:: Bounding box annotations ::
** begin **
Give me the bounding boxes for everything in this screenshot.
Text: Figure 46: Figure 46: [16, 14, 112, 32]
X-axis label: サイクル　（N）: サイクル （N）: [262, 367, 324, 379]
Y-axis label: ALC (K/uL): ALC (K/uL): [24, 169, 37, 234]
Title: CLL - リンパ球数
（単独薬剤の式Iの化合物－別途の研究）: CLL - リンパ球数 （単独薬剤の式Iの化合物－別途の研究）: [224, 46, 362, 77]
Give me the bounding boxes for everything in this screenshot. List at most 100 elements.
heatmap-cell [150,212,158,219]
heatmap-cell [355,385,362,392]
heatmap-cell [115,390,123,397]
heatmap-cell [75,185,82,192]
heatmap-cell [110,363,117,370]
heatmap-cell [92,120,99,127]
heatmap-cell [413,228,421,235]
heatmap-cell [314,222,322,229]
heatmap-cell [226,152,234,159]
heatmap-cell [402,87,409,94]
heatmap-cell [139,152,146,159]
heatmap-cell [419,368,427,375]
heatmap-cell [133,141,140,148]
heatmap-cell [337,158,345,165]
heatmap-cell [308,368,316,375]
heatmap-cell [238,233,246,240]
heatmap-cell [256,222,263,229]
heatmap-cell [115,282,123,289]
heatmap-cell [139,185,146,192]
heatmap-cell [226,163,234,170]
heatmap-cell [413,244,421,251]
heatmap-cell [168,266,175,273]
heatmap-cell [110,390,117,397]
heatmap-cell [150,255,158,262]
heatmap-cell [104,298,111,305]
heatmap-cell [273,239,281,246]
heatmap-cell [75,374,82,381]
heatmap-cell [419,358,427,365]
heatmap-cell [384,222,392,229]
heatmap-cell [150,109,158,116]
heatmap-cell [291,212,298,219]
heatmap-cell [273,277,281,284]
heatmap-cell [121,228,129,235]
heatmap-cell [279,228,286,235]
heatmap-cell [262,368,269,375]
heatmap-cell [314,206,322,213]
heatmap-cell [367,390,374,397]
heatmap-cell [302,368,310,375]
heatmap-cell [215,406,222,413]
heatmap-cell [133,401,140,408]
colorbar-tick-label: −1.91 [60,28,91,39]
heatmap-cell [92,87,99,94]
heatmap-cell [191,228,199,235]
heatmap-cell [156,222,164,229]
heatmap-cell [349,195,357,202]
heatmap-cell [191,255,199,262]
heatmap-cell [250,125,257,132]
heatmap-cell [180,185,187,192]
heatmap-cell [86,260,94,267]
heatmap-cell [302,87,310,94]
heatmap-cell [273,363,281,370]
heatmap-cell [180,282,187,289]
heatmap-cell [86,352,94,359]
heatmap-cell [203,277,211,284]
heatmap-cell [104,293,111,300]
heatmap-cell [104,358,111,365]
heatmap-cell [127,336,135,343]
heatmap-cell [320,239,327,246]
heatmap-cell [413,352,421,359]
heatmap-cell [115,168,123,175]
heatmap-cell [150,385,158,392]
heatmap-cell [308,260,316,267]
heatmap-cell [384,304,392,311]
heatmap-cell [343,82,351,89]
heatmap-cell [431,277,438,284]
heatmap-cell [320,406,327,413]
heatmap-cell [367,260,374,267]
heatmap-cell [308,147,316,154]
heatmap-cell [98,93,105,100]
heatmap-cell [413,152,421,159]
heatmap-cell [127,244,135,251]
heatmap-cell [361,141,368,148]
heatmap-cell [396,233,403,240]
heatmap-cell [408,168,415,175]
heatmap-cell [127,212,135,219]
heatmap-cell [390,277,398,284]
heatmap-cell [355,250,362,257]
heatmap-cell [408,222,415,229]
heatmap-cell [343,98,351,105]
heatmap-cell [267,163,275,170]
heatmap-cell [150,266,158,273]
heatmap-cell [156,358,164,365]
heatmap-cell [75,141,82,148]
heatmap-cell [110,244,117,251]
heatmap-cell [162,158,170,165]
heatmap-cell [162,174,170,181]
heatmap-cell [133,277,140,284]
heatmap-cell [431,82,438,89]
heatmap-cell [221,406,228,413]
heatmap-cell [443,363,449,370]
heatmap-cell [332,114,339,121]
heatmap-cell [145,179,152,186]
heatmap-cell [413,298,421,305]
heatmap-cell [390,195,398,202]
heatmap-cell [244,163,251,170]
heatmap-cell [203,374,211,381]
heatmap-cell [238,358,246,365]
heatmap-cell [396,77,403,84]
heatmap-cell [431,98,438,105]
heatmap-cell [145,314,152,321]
** end **
:: Problem details ::
Give every line of the material above as a JSON list of strings, one string per line, leaving out blank lines.

:: Written response ::
[
  "Give me the bounding boxes for everything in this screenshot.",
  "Text: Figure 46: Figure 46: [16, 14, 112, 32]",
  "X-axis label: サイクル　（N）: サイクル （N）: [262, 367, 324, 379]",
  "Y-axis label: ALC (K/uL): ALC (K/uL): [24, 169, 37, 234]",
  "Title: CLL - リンパ球数",
  "（単独薬剤の式Iの化合物－別途の研究）: CLL - リンパ球数 （単独薬剤の式Iの化合物－別途の研究）: [224, 46, 362, 77]",
  "Give me the bounding boxes for everything in this screenshot. List at most 100 elements.",
  "heatmap-cell [150,212,158,219]",
  "heatmap-cell [355,385,362,392]",
  "heatmap-cell [115,390,123,397]",
  "heatmap-cell [75,185,82,192]",
  "heatmap-cell [110,363,117,370]",
  "heatmap-cell [92,120,99,127]",
  "heatmap-cell [413,228,421,235]",
  "heatmap-cell [314,222,322,229]",
  "heatmap-cell [226,152,234,159]",
  "heatmap-cell [402,87,409,94]",
  "heatmap-cell [139,152,146,159]",
  "heatmap-cell [419,368,427,375]",
  "heatmap-cell [133,141,140,148]",
  "heatmap-cell [337,158,345,165]",
  "heatmap-cell [308,368,316,375]",
  "heatmap-cell [238,233,246,240]",
  "heatmap-cell [256,222,263,229]",
  "heatmap-cell [115,282,123,289]",
  "heatmap-cell [139,185,146,192]",
  "heatmap-cell [226,163,234,170]",
  "heatmap-cell [413,244,421,251]",
  "heatmap-cell [168,266,175,273]",
  "heatmap-cell [110,390,117,397]",
  "heatmap-cell [150,255,158,262]",
  "heatmap-cell [104,298,111,305]",
  "heatmap-cell [273,239,281,246]",
  "heatmap-cell [75,374,82,381]",
  "heatmap-cell [419,358,427,365]",
  "heatmap-cell [384,222,392,229]",
  "heatmap-cell [150,109,158,116]",
  "heatmap-cell [291,212,298,219]",
  "heatmap-cell [273,277,281,284]",
  "heatmap-cell [121,228,129,235]",
  "heatmap-cell [279,228,286,235]",
  "heatmap-cell [262,368,269,375]",
  "heatmap-cell [314,206,322,213]",
  "heatmap-cell [367,390,374,397]",
  "heatmap-cell [302,368,310,375]",
  "heatmap-cell [215,406,222,413]",
  "heatmap-cell [133,401,140,408]",
  "colorbar-tick-label: −1.91 [60,28,91,39]",
  "heatmap-cell [92,87,99,94]",
  "heatmap-cell [191,228,199,235]",
  "heatmap-cell [156,222,164,229]",
  "heatmap-cell [349,195,357,202]",
  "heatmap-cell [191,255,199,262]",
  "heatmap-cell [250,125,257,132]",
  "heatmap-cell [180,185,187,192]",
  "heatmap-cell [86,260,94,267]",
  "heatmap-cell [302,87,310,94]",
  "heatmap-cell [273,363,281,370]",
  "heatmap-cell [180,282,187,289]",
  "heatmap-cell [86,352,94,359]",
  "heatmap-cell [203,277,211,284]",
  "heatmap-cell [104,293,111,300]",
  "heatmap-cell [104,358,111,365]",
  "heatmap-cell [127,336,135,343]",
  "heatmap-cell [320,239,327,246]",
  "heatmap-cell [413,352,421,359]",
  "heatmap-cell [115,168,123,175]",
  "heatmap-cell [150,385,158,392]",
  "heatmap-cell [308,260,316,267]",
  "heatmap-cell [384,304,392,311]",
  "heatmap-cell [343,82,351,89]",
  "heatmap-cell [431,277,438,284]",
  "heatmap-cell [320,406,327,413]",
  "heatmap-cell [367,260,374,267]",
  "heatmap-cell [308,147,316,154]",
  "heatmap-cell [98,93,105,100]",
  "heatmap-cell [413,152,421,159]",
  "heatmap-cell [127,244,135,251]",
  "heatmap-cell [361,141,368,148]",
  "heatmap-cell [396,233,403,240]",
  "heatmap-cell [408,168,415,175]",
  "heatmap-cell [127,212,135,219]",
  "heatmap-cell [390,277,398,284]",
  "heatmap-cell [355,250,362,257]",
  "heatmap-cell [408,222,415,229]",
  "heatmap-cell [343,98,351,105]",
  "heatmap-cell [267,163,275,170]",
  "heatmap-cell [150,266,158,273]",
  "heatmap-cell [156,358,164,365]",
  "heatmap-cell [75,141,82,148]",
  "heatmap-cell [110,244,117,251]",
  "heatmap-cell [162,158,170,165]",
  "heatmap-cell [162,174,170,181]",
  "heatmap-cell [133,277,140,284]",
  "heatmap-cell [431,82,438,89]",
  "heatmap-cell [221,406,228,413]",
  "heatmap-cell [443,363,449,370]",
  "heatmap-cell [332,114,339,121]",
  "heatmap-cell [145,179,152,186]",
  "heatmap-cell [413,298,421,305]",
  "heatmap-cell [390,195,398,202]",
  "heatmap-cell [244,163,251,170]",
  "heatmap-cell [203,374,211,381]",
  "heatmap-cell [238,358,246,365]",
  "heatmap-cell [396,77,403,84]",
  "heatmap-cell [431,98,438,105]",
  "heatmap-cell [145,314,152,321]"
]